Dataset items
+ + +

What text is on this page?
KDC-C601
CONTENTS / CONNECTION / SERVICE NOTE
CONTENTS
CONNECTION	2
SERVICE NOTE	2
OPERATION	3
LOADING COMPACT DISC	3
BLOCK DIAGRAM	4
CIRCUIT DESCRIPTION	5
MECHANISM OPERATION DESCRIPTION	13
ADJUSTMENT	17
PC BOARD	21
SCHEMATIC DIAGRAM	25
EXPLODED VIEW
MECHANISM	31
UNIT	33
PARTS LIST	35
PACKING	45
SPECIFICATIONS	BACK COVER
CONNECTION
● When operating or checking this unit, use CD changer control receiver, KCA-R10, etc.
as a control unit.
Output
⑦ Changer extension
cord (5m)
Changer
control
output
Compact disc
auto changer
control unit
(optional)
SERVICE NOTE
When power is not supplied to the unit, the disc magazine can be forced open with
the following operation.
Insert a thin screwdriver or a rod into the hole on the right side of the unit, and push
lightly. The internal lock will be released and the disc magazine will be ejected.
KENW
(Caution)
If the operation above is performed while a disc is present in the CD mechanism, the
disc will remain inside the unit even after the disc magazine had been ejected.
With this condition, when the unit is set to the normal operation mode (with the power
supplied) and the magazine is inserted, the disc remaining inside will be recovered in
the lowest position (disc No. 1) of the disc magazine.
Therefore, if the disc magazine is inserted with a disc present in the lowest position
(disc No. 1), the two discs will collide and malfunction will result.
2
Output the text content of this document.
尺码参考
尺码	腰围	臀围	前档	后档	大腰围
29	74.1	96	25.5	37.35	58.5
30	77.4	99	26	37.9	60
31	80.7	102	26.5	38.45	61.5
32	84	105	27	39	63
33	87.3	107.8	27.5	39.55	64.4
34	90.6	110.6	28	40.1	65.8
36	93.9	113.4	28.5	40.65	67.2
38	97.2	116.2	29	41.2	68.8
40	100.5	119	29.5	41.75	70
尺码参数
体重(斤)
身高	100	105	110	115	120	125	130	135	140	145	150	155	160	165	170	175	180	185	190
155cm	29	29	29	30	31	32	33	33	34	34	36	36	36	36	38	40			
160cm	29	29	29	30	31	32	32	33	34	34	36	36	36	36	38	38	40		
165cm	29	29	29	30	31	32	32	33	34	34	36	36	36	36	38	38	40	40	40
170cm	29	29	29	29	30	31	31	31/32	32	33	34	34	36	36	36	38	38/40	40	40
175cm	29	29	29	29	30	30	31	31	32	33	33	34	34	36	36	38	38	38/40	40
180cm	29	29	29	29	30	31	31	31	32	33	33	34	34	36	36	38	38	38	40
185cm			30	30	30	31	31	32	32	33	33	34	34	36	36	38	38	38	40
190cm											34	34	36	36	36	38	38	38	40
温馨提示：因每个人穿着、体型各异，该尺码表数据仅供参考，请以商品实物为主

+ + +

Select and copy each line from the data that includes the word "DESCRIPTION".

CIRCUIT DESCRIPTION	5
MECHANISM OPERATION DESCRIPTION	13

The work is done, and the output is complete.